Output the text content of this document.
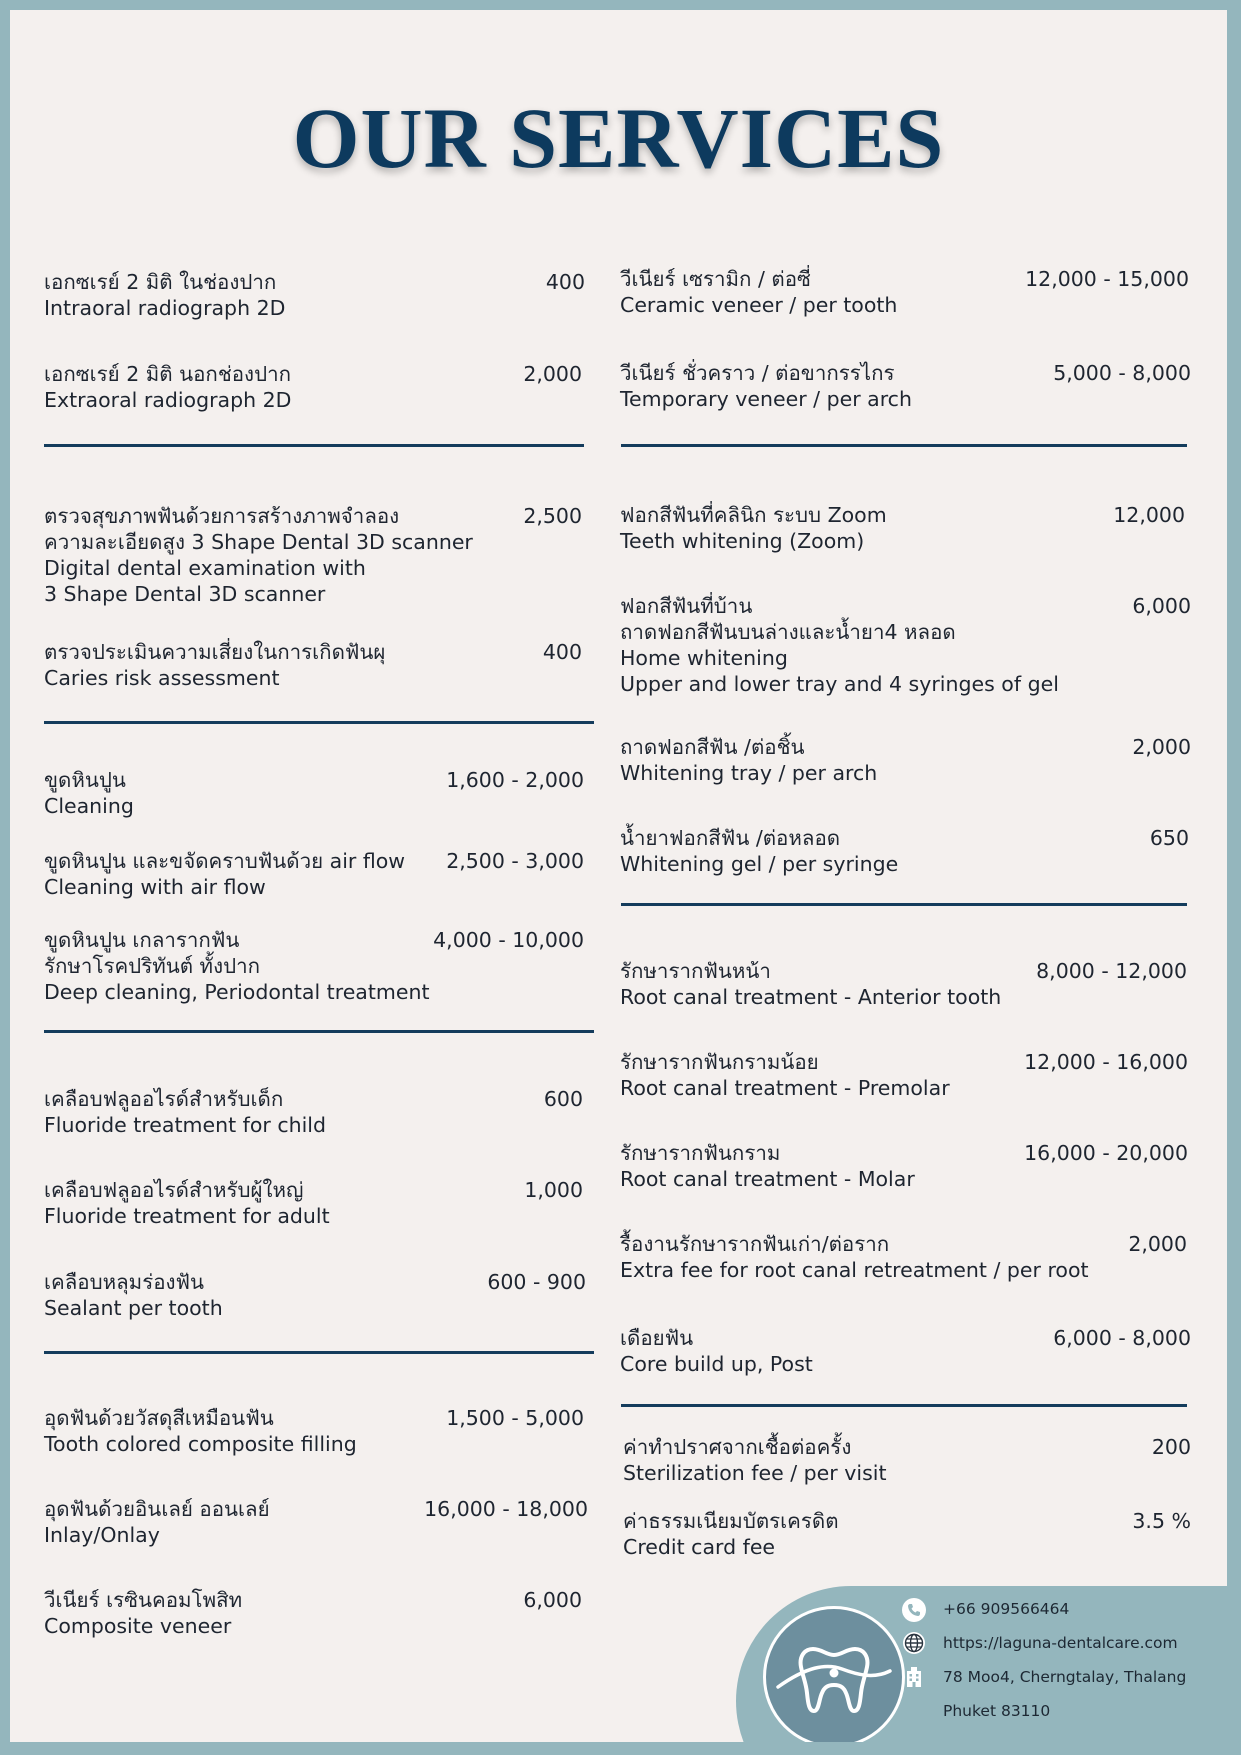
OUR SERVICES
เอกซเรย์ 2 มิติ ในช่องปาก
Intraoral radiograph 2D
400
เอกซเรย์ 2 มิติ นอกช่องปาก
Extraoral radiograph 2D
2,000
ตรวจสุขภาพฟันด้วยการสร้างภาพจำลอง
ความละเอียดสูง 3 Shape Dental 3D scanner
Digital dental examination with
3 Shape Dental 3D scanner
2,500
ตรวจประเมินความเสี่ยงในการเกิดฟันผุ
Caries risk assessment
400
ขูดหินปูน
Cleaning
1,600 - 2,000
ขูดหินปูน และขจัดคราบฟันด้วย air flow
Cleaning with air flow
2,500 - 3,000
ขูดหินปูน เกลารากฟัน
รักษาโรคปริทันต์ ทั้งปาก
Deep cleaning, Periodontal treatment
4,000 - 10,000
เคลือบฟลูออไรด์สำหรับเด็ก
Fluoride treatment for child
600
เคลือบฟลูออไรด์สำหรับผู้ใหญ่
Fluoride treatment for adult
1,000
เคลือบหลุมร่องฟัน
Sealant per tooth
600 - 900
อุดฟันด้วยวัสดุสีเหมือนฟัน
Tooth colored composite filling
1,500 - 5,000
อุดฟันด้วยอินเลย์ ออนเลย์
Inlay/Onlay
16,000 - 18,000
วีเนียร์ เรซินคอมโพสิท
Composite veneer
6,000
วีเนียร์ เซรามิก / ต่อซี่
Ceramic veneer / per tooth
12,000 - 15,000
วีเนียร์ ชั่วคราว / ต่อขากรรไกร
Temporary veneer / per arch
5,000 - 8,000
ฟอกสีฟันที่คลินิก ระบบ Zoom
Teeth whitening (Zoom)
12,000
ฟอกสีฟันที่บ้าน
ถาดฟอกสีฟันบนล่างและน้ำยา4 หลอด
Home whitening
Upper and lower tray and 4 syringes of gel
6,000
ถาดฟอกสีฟัน /ต่อชิ้น
Whitening tray / per arch
2,000
น้ำยาฟอกสีฟัน /ต่อหลอด
Whitening gel / per syringe
650
รักษารากฟันหน้า
Root canal treatment - Anterior tooth
8,000 - 12,000
รักษารากฟันกรามน้อย
Root canal treatment - Premolar
12,000 - 16,000
รักษารากฟันกราม
Root canal treatment - Molar
16,000 - 20,000
รื้องานรักษารากฟันเก่า/ต่อราก
Extra fee for root canal retreatment / per root
2,000
เดือยฟัน
Core build up, Post
6,000 - 8,000
ค่าทำปราศจากเชื้อต่อครั้ง
Sterilization fee / per visit
200
ค่าธรรมเนียมบัตรเครดิต
Credit card fee
3.5 %
+66 909566464
https://laguna-dentalcare.com
78 Moo4, Cherngtalay, Thalang
Phuket 83110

++++++++++++++++++++

▸ **PROBLEM TO SOLVE**:
Pictures in the records above should not be copied. Repeat everything else exactly.

▸ **OUTPUT BELOW**:
Output the text content of this document.
OUR SERVICES
เอกซเรย์ 2 มิติ ในช่องปาก
Intraoral radiograph 2D
400
เอกซเรย์ 2 มิติ นอกช่องปาก
Extraoral radiograph 2D
2,000
ตรวจสุขภาพฟันด้วยการสร้างภาพจำลอง
ความละเอียดสูง 3 Shape Dental 3D scanner
Digital dental examination with
3 Shape Dental 3D scanner
2,500
ตรวจประเมินความเสี่ยงในการเกิดฟันผุ
Caries risk assessment
400
ขูดหินปูน
Cleaning
1,600 - 2,000
ขูดหินปูน และขจัดคราบฟันด้วย air flow
Cleaning with air flow
2,500 - 3,000
ขูดหินปูน เกลารากฟัน
รักษาโรคปริทันต์ ทั้งปาก
Deep cleaning, Periodontal treatment
4,000 - 10,000
เคลือบฟลูออไรด์สำหรับเด็ก
Fluoride treatment for child
600
เคลือบฟลูออไรด์สำหรับผู้ใหญ่
Fluoride treatment for adult
1,000
เคลือบหลุมร่องฟัน
Sealant per tooth
600 - 900
อุดฟันด้วยวัสดุสีเหมือนฟัน
Tooth colored composite filling
1,500 - 5,000
อุดฟันด้วยอินเลย์ ออนเลย์
Inlay/Onlay
16,000 - 18,000
วีเนียร์ เรซินคอมโพสิท
Composite veneer
6,000
วีเนียร์ เซรามิก / ต่อซี่
Ceramic veneer / per tooth
12,000 - 15,000
วีเนียร์ ชั่วคราว / ต่อขากรรไกร
Temporary veneer / per arch
5,000 - 8,000
ฟอกสีฟันที่คลินิก ระบบ Zoom
Teeth whitening (Zoom)
12,000
ฟอกสีฟันที่บ้าน
ถาดฟอกสีฟันบนล่างและน้ำยา4 หลอด
Home whitening
Upper and lower tray and 4 syringes of gel
6,000
ถาดฟอกสีฟัน /ต่อชิ้น
Whitening tray / per arch
2,000
น้ำยาฟอกสีฟัน /ต่อหลอด
Whitening gel / per syringe
650
รักษารากฟันหน้า
Root canal treatment - Anterior tooth
8,000 - 12,000
รักษารากฟันกรามน้อย
Root canal treatment - Premolar
12,000 - 16,000
รักษารากฟันกราม
Root canal treatment - Molar
16,000 - 20,000
รื้องานรักษารากฟันเก่า/ต่อราก
Extra fee for root canal retreatment / per root
2,000
เดือยฟัน
Core build up, Post
6,000 - 8,000
ค่าทำปราศจากเชื้อต่อครั้ง
Sterilization fee / per visit
200
ค่าธรรมเนียมบัตรเครดิต
Credit card fee
3.5 %
+66 909566464
https://laguna-dentalcare.com
78 Moo4, Cherngtalay, Thalang
Phuket 83110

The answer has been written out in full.